**Written request:** Every entry below must be repeated exactly; skip the pictures.

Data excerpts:
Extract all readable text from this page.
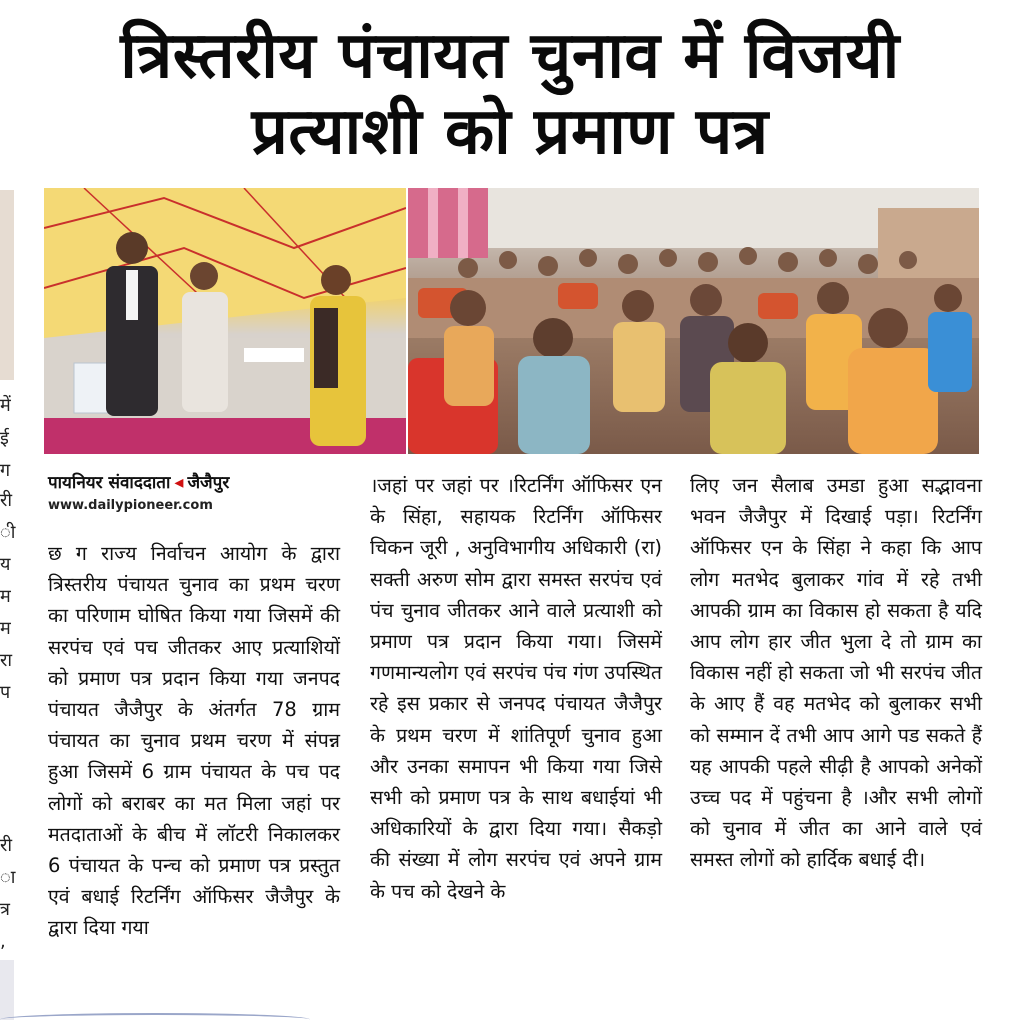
त्रिस्तरीय पंचायत चुनाव में विजयी
प्रत्याशी को प्रमाण पत्र
में
ई
ग
री
ी
य
म
म
रा
प
री
ा
त्र
,
पायनियर संवाददाता ◂ जैजैपुर
www.dailypioneer.com
छ ग राज्य निर्वाचन आयोग के द्वारा त्रिस्तरीय पंचायत चुनाव का प्रथम चरण का परिणाम घोषित किया गया जिसमें की सरपंच एवं पच जीतकर आए प्रत्याशियों को प्रमाण पत्र प्रदान किया गया जनपद पंचायत जैजैपुर के अंतर्गत 78 ग्राम पंचायत का चुनाव प्रथम चरण में संपन्न हुआ जिसमें 6 ग्राम पंचायत के पच पद लोगों को बराबर का मत मिला जहां पर मतदाताओं के बीच में लॉटरी निकालकर 6 पंचायत के पन्च को प्रमाण पत्र प्रस्तुत एवं बधाई रिटर्निंग ऑफिसर जैजैपुर के द्वारा दिया गया
।जहां पर जहां पर ।रिटर्निंग ऑफिसर एन के सिंहा, सहायक रिटर्निंग ऑफिसर चिकन जूरी , अनुविभागीय अधिकारी (रा) सक्ती अरुण सोम द्वारा समस्त सरपंच एवं पंच चुनाव जीतकर आने वाले प्रत्याशी को प्रमाण पत्र प्रदान किया गया। जिसमें गणमान्यलोग एवं सरपंच पंच गंण उपस्थित रहे इस प्रकार से जनपद पंचायत जैजैपुर के प्रथम चरण में शांतिपूर्ण चुनाव हुआ और उनका समापन भी किया गया जिसे सभी को प्रमाण पत्र के साथ बधाईयां भी अधिकारियों के द्वारा दिया गया। सैकड़ो की संख्या में लोग सरपंच एवं अपने ग्राम के पच को देखने के
लिए जन सैलाब उमडा हुआ सद्भावना भवन जैजैपुर में दिखाई पड़ा। रिटर्निंग ऑफिसर एन के सिंहा ने कहा कि आप लोग मतभेद बुलाकर गांव में रहे तभी आपकी ग्राम का विकास हो सकता है यदि आप लोग हार जीत भुला दे तो ग्राम का विकास नहीं हो सकता जो भी सरपंच जीत के आए हैं वह मतभेद को बुलाकर सभी को सम्मान दें तभी आप आगे पड सकते हैं यह आपकी पहले सीढ़ी है आपको अनेकों उच्च पद में पहुंचना है ।और सभी लोगों को चुनाव में जीत का आने वाले एवं समस्त लोगों को हार्दिक बधाई दी।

**Exercise answer:**
Extract all readable text from this page.
त्रिस्तरीय पंचायत चुनाव में विजयी
प्रत्याशी को प्रमाण पत्र
में
ई
ग
री
ी
य
म
म
रा
प
री
ा
त्र
,
पायनियर संवाददाता ◂ जैजैपुर
www.dailypioneer.com
छ ग राज्य निर्वाचन आयोग के द्वारा त्रिस्तरीय पंचायत चुनाव का प्रथम चरण का परिणाम घोषित किया गया जिसमें की सरपंच एवं पच जीतकर आए प्रत्याशियों को प्रमाण पत्र प्रदान किया गया जनपद पंचायत जैजैपुर के अंतर्गत 78 ग्राम पंचायत का चुनाव प्रथम चरण में संपन्न हुआ जिसमें 6 ग्राम पंचायत के पच पद लोगों को बराबर का मत मिला जहां पर मतदाताओं के बीच में लॉटरी निकालकर 6 पंचायत के पन्च को प्रमाण पत्र प्रस्तुत एवं बधाई रिटर्निंग ऑफिसर जैजैपुर के द्वारा दिया गया
।जहां पर जहां पर ।रिटर्निंग ऑफिसर एन के सिंहा, सहायक रिटर्निंग ऑफिसर चिकन जूरी , अनुविभागीय अधिकारी (रा) सक्ती अरुण सोम द्वारा समस्त सरपंच एवं पंच चुनाव जीतकर आने वाले प्रत्याशी को प्रमाण पत्र प्रदान किया गया। जिसमें गणमान्यलोग एवं सरपंच पंच गंण उपस्थित रहे इस प्रकार से जनपद पंचायत जैजैपुर के प्रथम चरण में शांतिपूर्ण चुनाव हुआ और उनका समापन भी किया गया जिसे सभी को प्रमाण पत्र के साथ बधाईयां भी अधिकारियों के द्वारा दिया गया। सैकड़ो की संख्या में लोग सरपंच एवं अपने ग्राम के पच को देखने के
लिए जन सैलाब उमडा हुआ सद्भावना भवन जैजैपुर में दिखाई पड़ा। रिटर्निंग ऑफिसर एन के सिंहा ने कहा कि आप लोग मतभेद बुलाकर गांव में रहे तभी आपकी ग्राम का विकास हो सकता है यदि आप लोग हार जीत भुला दे तो ग्राम का विकास नहीं हो सकता जो भी सरपंच जीत के आए हैं वह मतभेद को बुलाकर सभी को सम्मान दें तभी आप आगे पड सकते हैं यह आपकी पहले सीढ़ी है आपको अनेकों उच्च पद में पहुंचना है ।और सभी लोगों को चुनाव में जीत का आने वाले एवं समस्त लोगों को हार्दिक बधाई दी।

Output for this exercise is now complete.